- Task requirements
Going line by line through the entries below, note each one with "Graffen", then report how many there are and nothing else.

- Material shown
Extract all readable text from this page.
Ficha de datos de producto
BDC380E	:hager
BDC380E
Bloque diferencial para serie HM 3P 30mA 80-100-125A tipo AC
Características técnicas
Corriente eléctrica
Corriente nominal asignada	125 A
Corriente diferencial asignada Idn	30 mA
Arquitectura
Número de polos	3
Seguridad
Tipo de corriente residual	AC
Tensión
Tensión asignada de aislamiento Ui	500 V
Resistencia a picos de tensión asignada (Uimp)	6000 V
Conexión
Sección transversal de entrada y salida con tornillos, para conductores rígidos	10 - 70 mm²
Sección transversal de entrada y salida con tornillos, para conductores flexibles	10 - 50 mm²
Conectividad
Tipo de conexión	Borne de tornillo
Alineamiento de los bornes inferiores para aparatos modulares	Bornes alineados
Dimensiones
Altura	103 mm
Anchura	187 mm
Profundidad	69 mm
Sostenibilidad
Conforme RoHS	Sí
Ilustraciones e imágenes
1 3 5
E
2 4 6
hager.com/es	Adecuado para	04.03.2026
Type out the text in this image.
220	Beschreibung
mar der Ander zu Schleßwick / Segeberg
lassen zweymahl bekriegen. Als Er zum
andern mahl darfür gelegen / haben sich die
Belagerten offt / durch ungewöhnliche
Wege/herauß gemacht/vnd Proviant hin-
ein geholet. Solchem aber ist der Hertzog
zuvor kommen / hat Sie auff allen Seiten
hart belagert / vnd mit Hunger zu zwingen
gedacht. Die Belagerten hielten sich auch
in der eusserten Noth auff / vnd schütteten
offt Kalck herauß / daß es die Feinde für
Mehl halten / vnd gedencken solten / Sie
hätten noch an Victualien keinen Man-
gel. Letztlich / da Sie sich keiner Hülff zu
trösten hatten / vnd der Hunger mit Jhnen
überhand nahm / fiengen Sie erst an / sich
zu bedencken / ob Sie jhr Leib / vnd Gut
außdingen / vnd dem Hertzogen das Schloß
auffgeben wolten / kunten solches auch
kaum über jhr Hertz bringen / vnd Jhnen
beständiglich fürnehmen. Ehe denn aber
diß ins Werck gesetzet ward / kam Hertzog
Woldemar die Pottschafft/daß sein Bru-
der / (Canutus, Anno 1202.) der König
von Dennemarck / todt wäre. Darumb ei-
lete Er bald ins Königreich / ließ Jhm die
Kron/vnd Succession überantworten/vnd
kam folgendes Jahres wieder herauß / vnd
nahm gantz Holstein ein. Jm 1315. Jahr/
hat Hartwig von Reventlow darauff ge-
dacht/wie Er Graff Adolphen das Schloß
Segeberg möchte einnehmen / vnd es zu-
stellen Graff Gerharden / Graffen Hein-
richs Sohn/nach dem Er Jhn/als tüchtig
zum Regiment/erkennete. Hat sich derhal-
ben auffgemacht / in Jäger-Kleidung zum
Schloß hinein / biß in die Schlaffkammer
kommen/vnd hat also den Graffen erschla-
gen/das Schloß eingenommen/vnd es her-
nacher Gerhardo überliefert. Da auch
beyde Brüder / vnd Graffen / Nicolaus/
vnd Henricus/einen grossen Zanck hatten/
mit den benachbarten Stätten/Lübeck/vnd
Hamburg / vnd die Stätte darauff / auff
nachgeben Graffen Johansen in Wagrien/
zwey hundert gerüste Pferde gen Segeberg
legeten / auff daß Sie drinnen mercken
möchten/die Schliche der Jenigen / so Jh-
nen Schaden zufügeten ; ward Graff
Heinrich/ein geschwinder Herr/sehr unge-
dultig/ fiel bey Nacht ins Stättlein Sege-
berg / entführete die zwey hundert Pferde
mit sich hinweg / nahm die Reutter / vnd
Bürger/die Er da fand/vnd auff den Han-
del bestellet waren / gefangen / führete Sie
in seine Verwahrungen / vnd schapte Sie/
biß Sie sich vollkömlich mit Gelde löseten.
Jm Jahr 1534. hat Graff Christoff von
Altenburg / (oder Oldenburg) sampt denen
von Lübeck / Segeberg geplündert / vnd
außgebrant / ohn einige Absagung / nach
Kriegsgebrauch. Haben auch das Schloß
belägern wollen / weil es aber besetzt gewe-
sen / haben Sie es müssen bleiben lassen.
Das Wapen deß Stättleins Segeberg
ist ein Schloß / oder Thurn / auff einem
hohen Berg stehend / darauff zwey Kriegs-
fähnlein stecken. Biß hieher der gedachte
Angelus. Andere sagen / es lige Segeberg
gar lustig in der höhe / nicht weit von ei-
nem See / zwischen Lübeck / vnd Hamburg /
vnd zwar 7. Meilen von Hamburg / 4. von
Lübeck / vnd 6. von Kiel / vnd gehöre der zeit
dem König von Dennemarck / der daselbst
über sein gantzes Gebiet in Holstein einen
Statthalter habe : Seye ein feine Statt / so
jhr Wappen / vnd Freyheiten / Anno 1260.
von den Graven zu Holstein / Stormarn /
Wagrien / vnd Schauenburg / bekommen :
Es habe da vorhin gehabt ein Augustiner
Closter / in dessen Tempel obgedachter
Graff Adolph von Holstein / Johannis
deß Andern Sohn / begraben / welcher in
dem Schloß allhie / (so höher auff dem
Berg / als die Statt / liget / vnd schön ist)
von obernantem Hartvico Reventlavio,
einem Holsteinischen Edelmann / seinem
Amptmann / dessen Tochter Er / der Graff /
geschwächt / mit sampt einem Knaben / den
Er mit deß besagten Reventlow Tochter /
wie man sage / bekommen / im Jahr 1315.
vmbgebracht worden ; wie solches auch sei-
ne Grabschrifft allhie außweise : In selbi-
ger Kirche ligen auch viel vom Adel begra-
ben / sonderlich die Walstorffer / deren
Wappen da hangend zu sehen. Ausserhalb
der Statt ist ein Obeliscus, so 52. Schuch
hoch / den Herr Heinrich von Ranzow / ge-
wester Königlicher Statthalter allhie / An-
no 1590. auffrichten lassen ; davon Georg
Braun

- Answer box
4